- [Task goal] Leave out any pictures and transcribe all other data below exactly.

++++ Supplied information

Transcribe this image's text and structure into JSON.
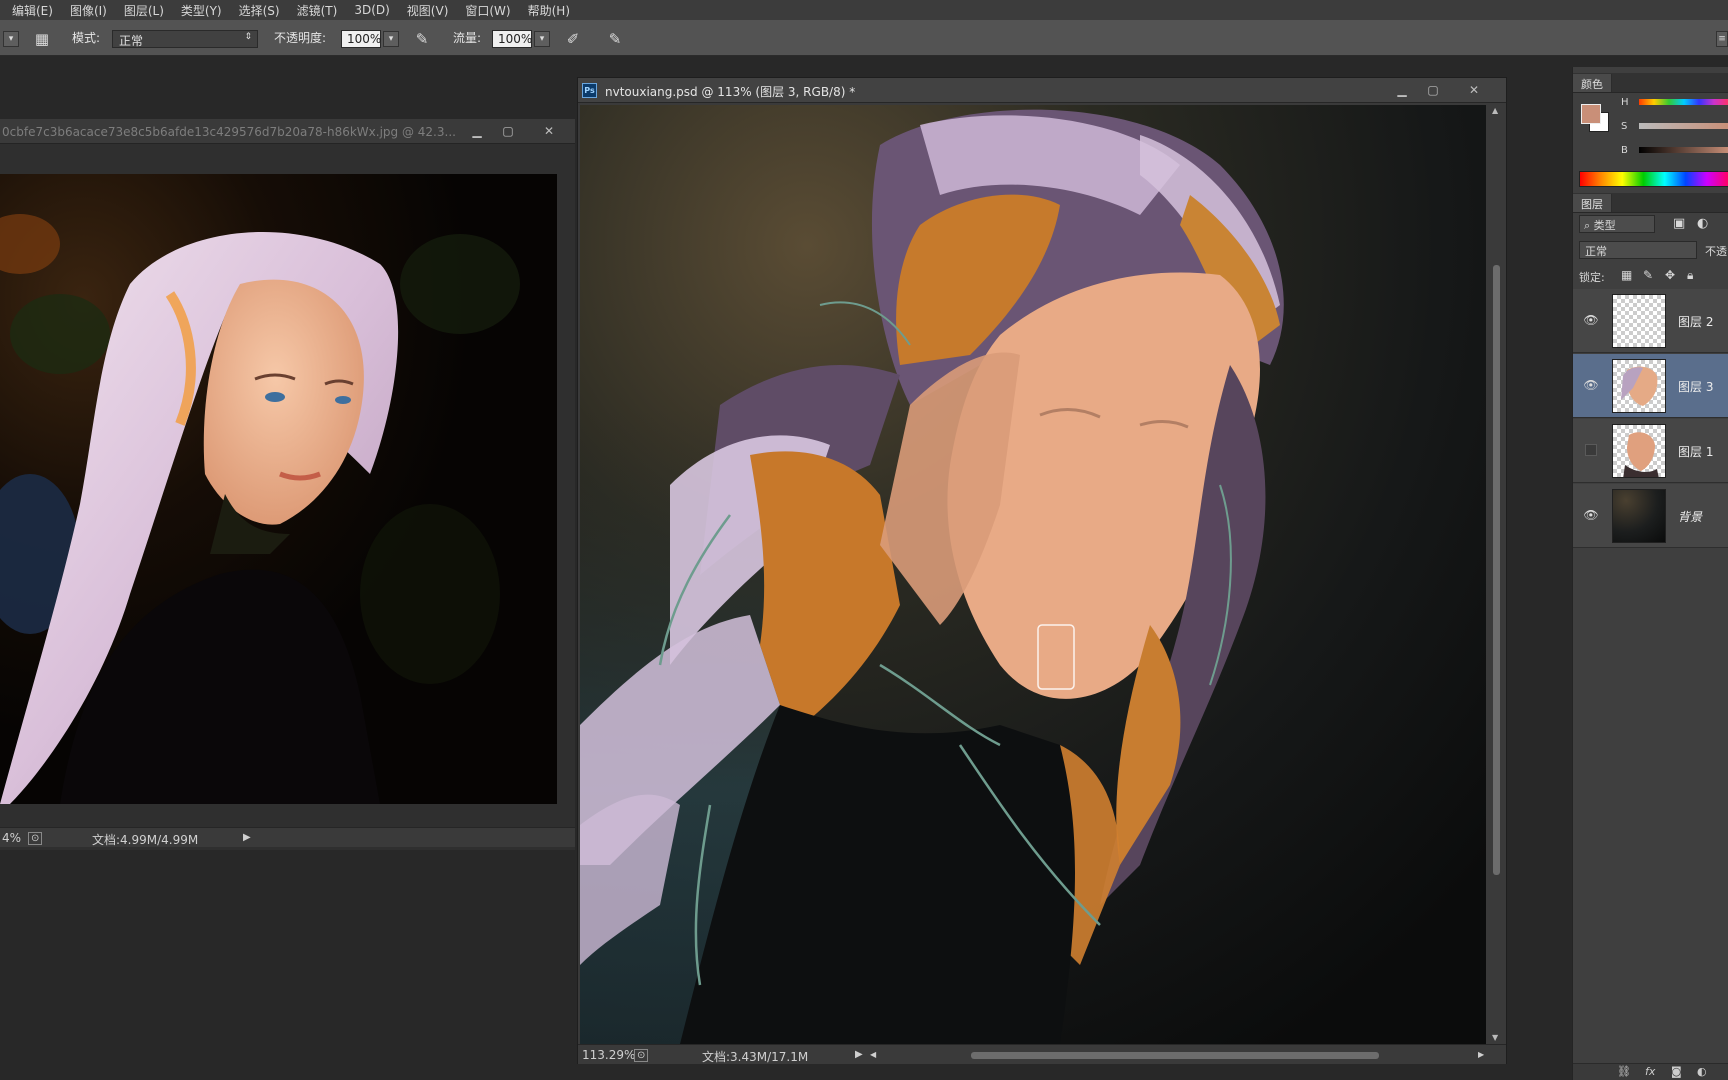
{
  "menu": [
    "编辑(E)",
    "图像(I)",
    "图层(L)",
    "类型(Y)",
    "选择(S)",
    "滤镜(T)",
    "3D(D)",
    "视图(V)",
    "窗口(W)",
    "帮助(H)"
  ],
  "options": {
    "mode_label": "模式:",
    "mode_value": "正常",
    "opacity_label": "不透明度:",
    "opacity_value": "100%",
    "flow_label": "流量:",
    "flow_value": "100%"
  },
  "doc_ref": {
    "title": "0cbfe7c3b6acace73e8c5b6afde13c429576d7b20a78-h86kWx.jpg @ 42.3...",
    "zoom": "4%",
    "doc_size": "文档:4.99M/4.99M"
  },
  "doc_main": {
    "title": "nvtouxiang.psd @ 113% (图层 3, RGB/8) *",
    "zoom": "113.29%",
    "doc_size": "文档:3.43M/17.1M"
  },
  "color_panel": {
    "tab": "颜色",
    "h_label": "H",
    "s_label": "S",
    "b_label": "B",
    "fg_color": "#c98f78",
    "bg_color": "#ffffff"
  },
  "layers_panel": {
    "tab": "图层",
    "filter_label": "类型",
    "blend_mode": "正常",
    "opacity_label": "不透",
    "lock_label": "锁定:",
    "layers": [
      {
        "name": "图层 2",
        "visible": true,
        "selected": false
      },
      {
        "name": "图层 3",
        "visible": true,
        "selected": true
      },
      {
        "name": "图层 1",
        "visible": false,
        "selected": false
      },
      {
        "name": "背景",
        "visible": true,
        "selected": false
      }
    ]
  }
}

++++++++

- [The completed task]
Transcribe this image's text and structure into JSON.
{
  "menu": [
    "编辑(E)",
    "图像(I)",
    "图层(L)",
    "类型(Y)",
    "选择(S)",
    "滤镜(T)",
    "3D(D)",
    "视图(V)",
    "窗口(W)",
    "帮助(H)"
  ],
  "options": {
    "mode_label": "模式:",
    "mode_value": "正常",
    "opacity_label": "不透明度:",
    "opacity_value": "100%",
    "flow_label": "流量:",
    "flow_value": "100%"
  },
  "doc_ref": {
    "title": "0cbfe7c3b6acace73e8c5b6afde13c429576d7b20a78-h86kWx.jpg @ 42.3...",
    "zoom": "4%",
    "doc_size": "文档:4.99M/4.99M"
  },
  "doc_main": {
    "title": "nvtouxiang.psd @ 113% (图层 3, RGB/8) *",
    "zoom": "113.29%",
    "doc_size": "文档:3.43M/17.1M"
  },
  "color_panel": {
    "tab": "颜色",
    "h_label": "H",
    "s_label": "S",
    "b_label": "B",
    "fg_color": "#c98f78",
    "bg_color": "#ffffff"
  },
  "layers_panel": {
    "tab": "图层",
    "filter_label": "类型",
    "blend_mode": "正常",
    "opacity_label": "不透",
    "lock_label": "锁定:",
    "layers": [
      {
        "name": "图层 2",
        "visible": true,
        "selected": false
      },
      {
        "name": "图层 3",
        "visible": true,
        "selected": true
      },
      {
        "name": "图层 1",
        "visible": false,
        "selected": false
      },
      {
        "name": "背景",
        "visible": true,
        "selected": false
      }
    ]
  }
}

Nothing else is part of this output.